= Exercise description =
Tally up the lines carrying the string "code" and respond with only the resulting number.

= Task inputs =
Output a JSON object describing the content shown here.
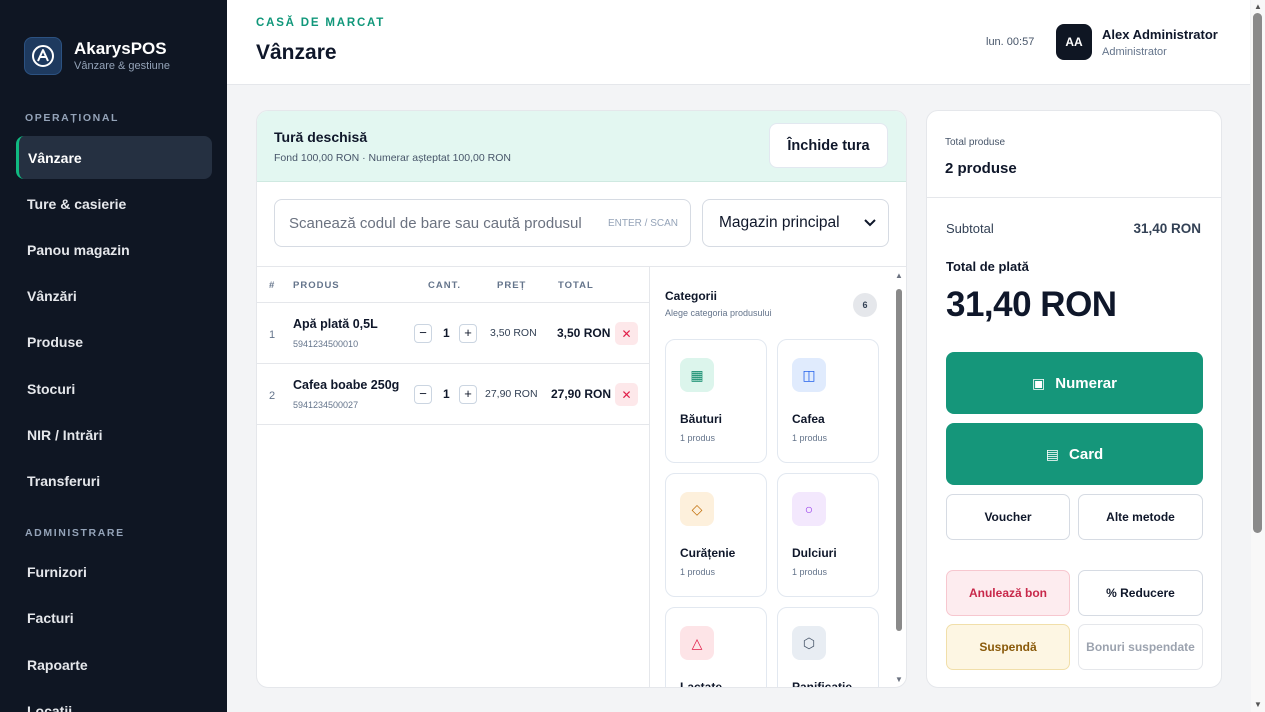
{
  "brand": {
    "name": "AkarysPOS",
    "subtitle": "Vânzare & gestiune"
  },
  "sidebar": {
    "sections": [
      {
        "label": "OPERAȚIONAL"
      },
      {
        "label": "ADMINISTRARE"
      }
    ],
    "items": [
      {
        "label": "Vânzare",
        "active": true
      },
      {
        "label": "Ture & casierie"
      },
      {
        "label": "Panou magazin"
      },
      {
        "label": "Vânzări"
      },
      {
        "label": "Produse"
      },
      {
        "label": "Stocuri"
      },
      {
        "label": "NIR / Intrări"
      },
      {
        "label": "Transferuri"
      },
      {
        "label": "Furnizori"
      },
      {
        "label": "Facturi"
      },
      {
        "label": "Rapoarte"
      },
      {
        "label": "Locații"
      }
    ]
  },
  "header": {
    "kicker": "CASĂ DE MARCAT",
    "title": "Vânzare",
    "time": "lun. 00:57",
    "user_initials": "AA",
    "user_name": "Alex Administrator",
    "user_role": "Administrator"
  },
  "shift": {
    "title": "Tură deschisă",
    "subtitle": "Fond 100,00 RON · Numerar așteptat 100,00 RON",
    "close_label": "Închide tura"
  },
  "search": {
    "placeholder": "Scanează codul de bare sau caută produsul",
    "hint": "ENTER / SCAN"
  },
  "location": {
    "selected": "Magazin principal"
  },
  "cart": {
    "columns": {
      "index": "#",
      "product": "PRODUS",
      "qty": "CANT.",
      "price": "PREȚ",
      "total": "TOTAL"
    },
    "rows": [
      {
        "index": "1",
        "name": "Apă plată 0,5L",
        "code": "5941234500010",
        "qty": "1",
        "price": "3,50 RON",
        "total": "3,50 RON"
      },
      {
        "index": "2",
        "name": "Cafea boabe 250g",
        "code": "5941234500027",
        "qty": "1",
        "price": "27,90 RON",
        "total": "27,90 RON"
      }
    ]
  },
  "categories": {
    "title": "Categorii",
    "subtitle": "Alege categoria produsului",
    "count": "6",
    "items": [
      {
        "name": "Băuturi",
        "count": "1 produs",
        "icon": "grid-icon",
        "glyph": "▦",
        "bg": "#dcf5ec",
        "fg": "#0f8a6b"
      },
      {
        "name": "Cafea",
        "count": "1 produs",
        "icon": "columns-icon",
        "glyph": "◫",
        "bg": "#e0ebfd",
        "fg": "#2563eb"
      },
      {
        "name": "Curățenie",
        "count": "1 produs",
        "icon": "diamond-icon",
        "glyph": "◇",
        "bg": "#fdf0dc",
        "fg": "#c2710c"
      },
      {
        "name": "Dulciuri",
        "count": "1 produs",
        "icon": "circle-icon",
        "glyph": "○",
        "bg": "#f3e8fd",
        "fg": "#9333ea"
      },
      {
        "name": "Lactate",
        "count": "",
        "icon": "triangle-icon",
        "glyph": "△",
        "bg": "#fde4e7",
        "fg": "#e11d48"
      },
      {
        "name": "Panificație",
        "count": "",
        "icon": "hexagon-icon",
        "glyph": "⬡",
        "bg": "#e8edf3",
        "fg": "#475569"
      }
    ]
  },
  "summary": {
    "products_label": "Total produse",
    "products_count": "2 produse",
    "subtotal_label": "Subtotal",
    "subtotal_value": "31,40 RON",
    "total_label": "Total de plată",
    "total_value": "31,40 RON",
    "cash_label": "Numerar",
    "card_label": "Card",
    "voucher_label": "Voucher",
    "other_label": "Alte metode",
    "cancel_label": "Anulează bon",
    "discount_label": "% Reducere",
    "suspend_label": "Suspendă",
    "suspended_label": "Bonuri suspendate"
  },
  "colors": {
    "accent": "#15967a",
    "sidebar_bg": "#0f1623",
    "danger": "#e11d48"
  }
}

= Full answer =
2